Instructions for the task: List every line in this data where the string "Meaning" occurs.

** Start **

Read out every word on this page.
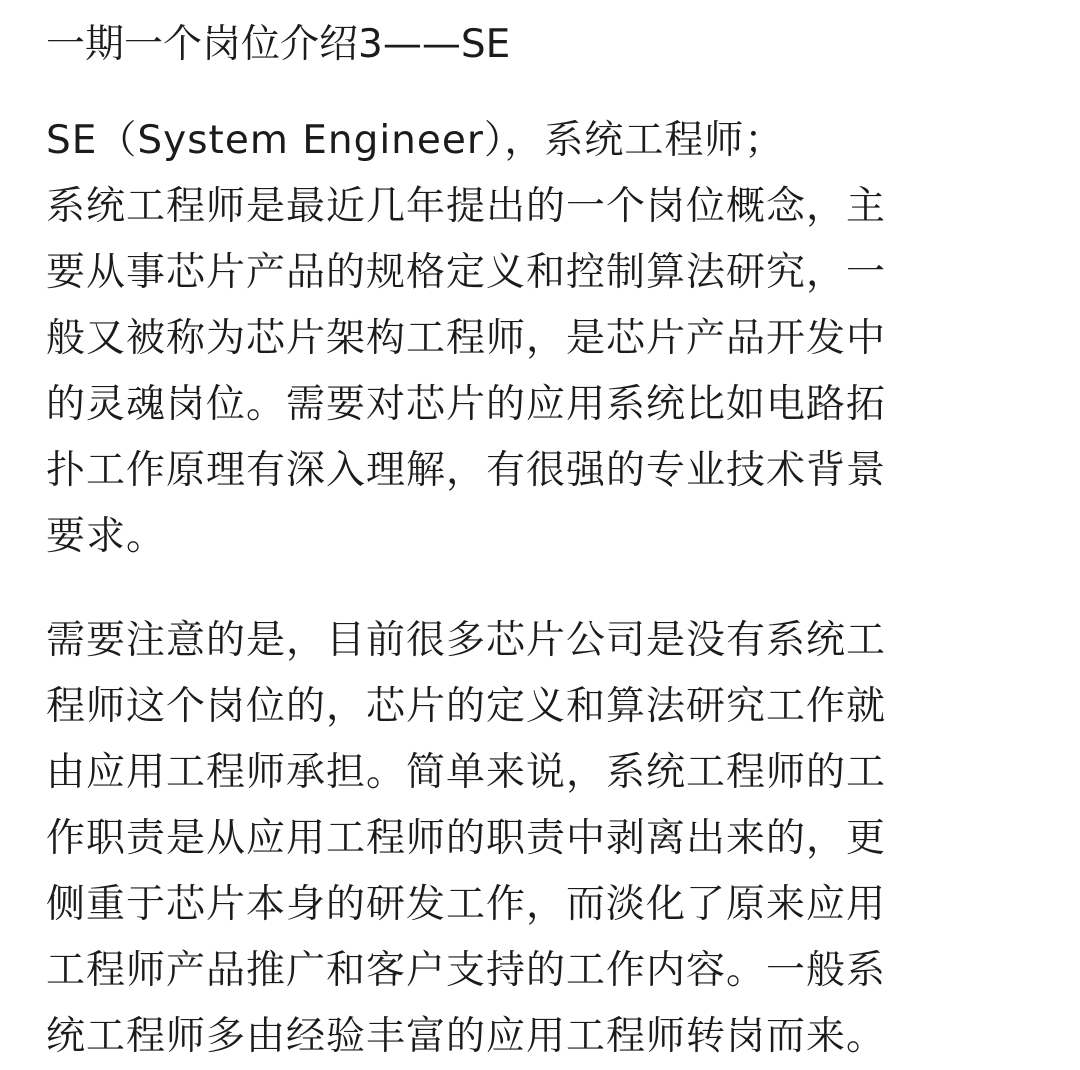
一期一个岗位介绍3——SE

SE（System Engineer），系统工程师；
系统工程师是最近几年提出的一个岗位概念，主
要从事芯片产品的规格定义和控制算法研究，一
般又被称为芯片架构工程师，是芯片产品开发中
的灵魂岗位。需要对芯片的应用系统比如电路拓
扑工作原理有深入理解，有很强的专业技术背景
要求。

需要注意的是，目前很多芯片公司是没有系统工
程师这个岗位的，芯片的定义和算法研究工作就
由应用工程师承担。简单来说，系统工程师的工
作职责是从应用工程师的职责中剥离出来的，更
侧重于芯片本身的研发工作，而淡化了原来应用
工程师产品推广和客户支持的工作内容。一般系
统工程师多由经验丰富的应用工程师转岗而来。
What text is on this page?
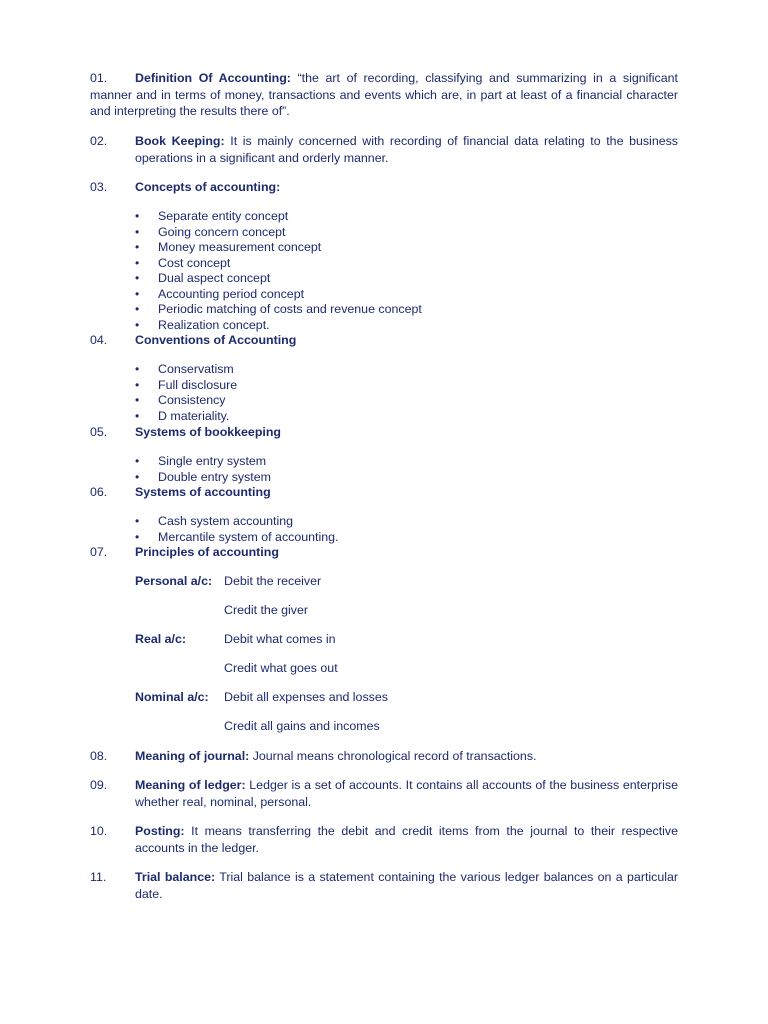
01. Definition Of Accounting: “the art of recording, classifying and summarizing in a significant manner and in terms of money, transactions and events which are, in part at least of a financial character and interpreting the results there of”.
02.	Book Keeping: It is mainly concerned with recording of financial data relating to the business operations in a significant and orderly manner.
03.	Concepts of accounting:
• Separate entity concept
• Going concern concept
• Money measurement concept
• Cost concept
• Dual aspect concept
• Accounting period concept
• Periodic matching of costs and revenue concept
• Realization concept.
04.	Conventions of Accounting
• Conservatism
• Full disclosure
• Consistency
• D materiality.
05.	Systems of bookkeeping
• Single entry system
• Double entry system
06.	Systems of accounting
• Cash system accounting
• Mercantile system of accounting.
07.	Principles of accounting
Personal a/c: Debit the receiver
Credit the giver
Real a/c:	Debit what comes in
Credit what goes out
Nominal a/c: Debit all expenses and losses
Credit all gains and incomes
08.	Meaning of journal: Journal means chronological record of transactions.
09.	Meaning of ledger: Ledger is a set of accounts. It contains all accounts of the business enterprise whether real, nominal, personal.
10.	Posting: It means transferring the debit and credit items from the journal to their respective accounts in the ledger.
11.	Trial balance: Trial balance is a statement containing the various ledger balances on a particular date.
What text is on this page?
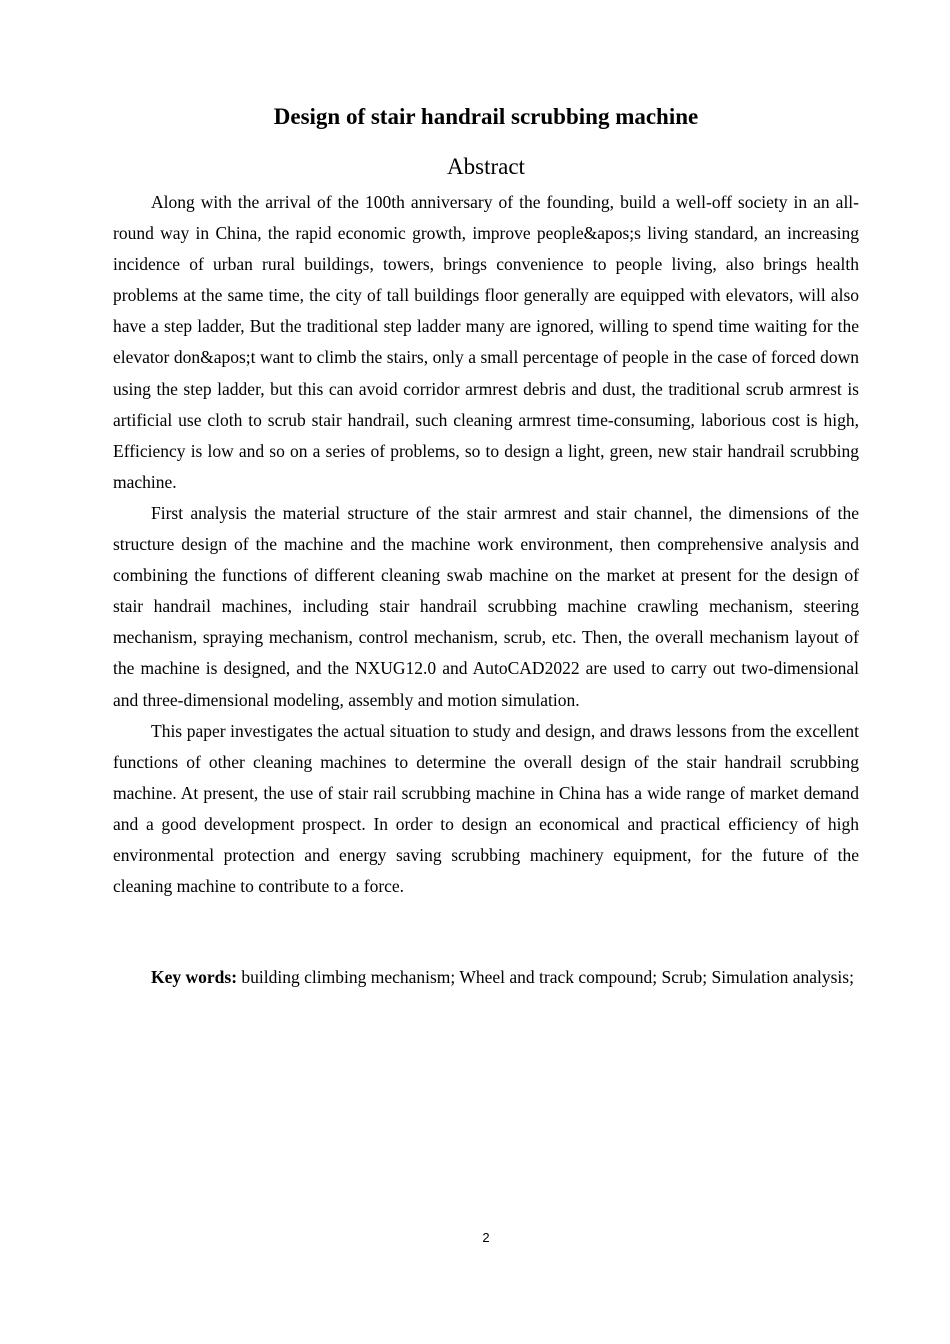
Design of stair handrail scrubbing machine
Abstract

Along with the arrival of the 100th anniversary of the founding, build a well-off society in an all-round way in China, the rapid economic growth, improve people&apos;s living standard, an increasing incidence of urban rural buildings, towers, brings convenience to people living, also brings health problems at the same time, the city of tall buildings floor generally are equipped with elevators, will also have a step ladder, But the traditional step ladder many are ignored, willing to spend time waiting for the elevator don&apos;t want to climb the stairs, only a small percentage of people in the case of forced down using the step ladder, but this can avoid corridor armrest debris and dust, the traditional scrub armrest is artificial use cloth to scrub stair handrail, such cleaning armrest time-consuming, laborious cost is high, Efficiency is low and so on a series of problems, so to design a light, green, new stair handrail scrubbing machine.

First analysis the material structure of the stair armrest and stair channel, the dimensions of the structure design of the machine and the machine work environment, then comprehensive analysis and combining the functions of different cleaning swab machine on the market at present for the design of stair handrail machines, including stair handrail scrubbing machine crawling mechanism, steering mechanism, spraying mechanism, control mechanism, scrub, etc. Then, the overall mechanism layout of the machine is designed, and the NXUG12.0 and AutoCAD2022 are used to carry out two-dimensional and three-dimensional modeling, assembly and motion simulation.

This paper investigates the actual situation to study and design, and draws lessons from the excellent functions of other cleaning machines to determine the overall design of the stair handrail scrubbing machine. At present, the use of stair rail scrubbing machine in China has a wide range of market demand and a good development prospect. In order to design an economical and practical efficiency of high environmental protection and energy saving scrubbing machinery equipment, for the future of the cleaning machine to contribute to a force.

Key words: building climbing mechanism; Wheel and track compound; Scrub; Simulation analysis;

2
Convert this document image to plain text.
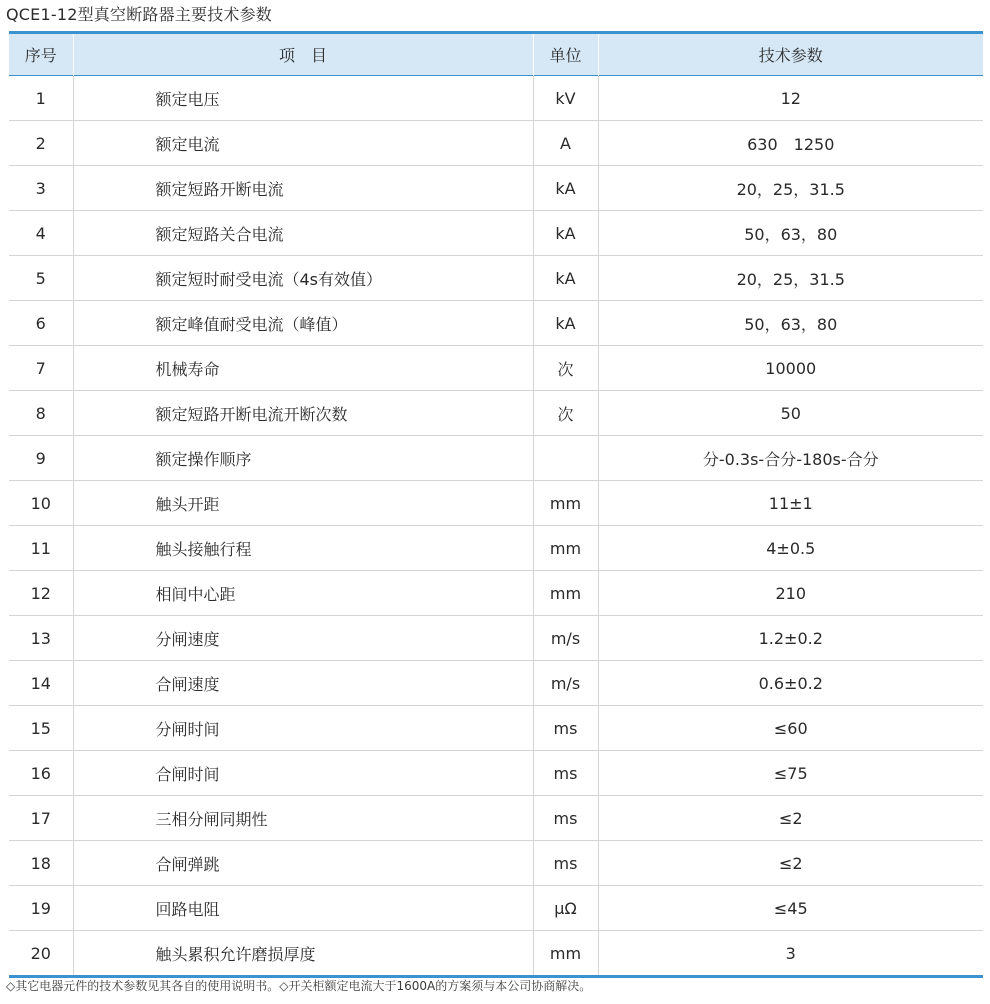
QCE1-12型真空断路器主要技术参数
序号	项　目	单位	技术参数
1	额定电压	kV	12
2	额定电流	A	630　1250
3	额定短路开断电流	kA	20，25，31.5
4	额定短路关合电流	kA	50，63，80
5	额定短时耐受电流（4s有效值）	kA	20，25，31.5
6	额定峰值耐受电流（峰值）	kA	50，63，80
7	机械寿命	次	10000
8	额定短路开断电流开断次数	次	50
9	额定操作顺序		分-0.3s-合分-180s-合分
10	触头开距	mm	11±1
11	触头接触行程	mm	4±0.5
12	相间中心距	mm	210
13	分闸速度	m/s	1.2±0.2
14	合闸速度	m/s	0.6±0.2
15	分闸时间	ms	≤60
16	合闸时间	ms	≤75
17	三相分闸同期性	ms	≤2
18	合闸弹跳	ms	≤2
19	回路电阻	μΩ	≤45
20	触头累积允许磨损厚度	mm	3
◇其它电器元件的技术参数见其各自的使用说明书。◇开关柜额定电流大于1600A的方案须与本公司协商解决。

** End **

Answer in full:
08.	Meaning of journal: Journal means chronological record of transactions.
09.	Meaning of ledger: Ledger is a set of accounts. It contains all accounts of the business enterprise whether real, nominal, personal.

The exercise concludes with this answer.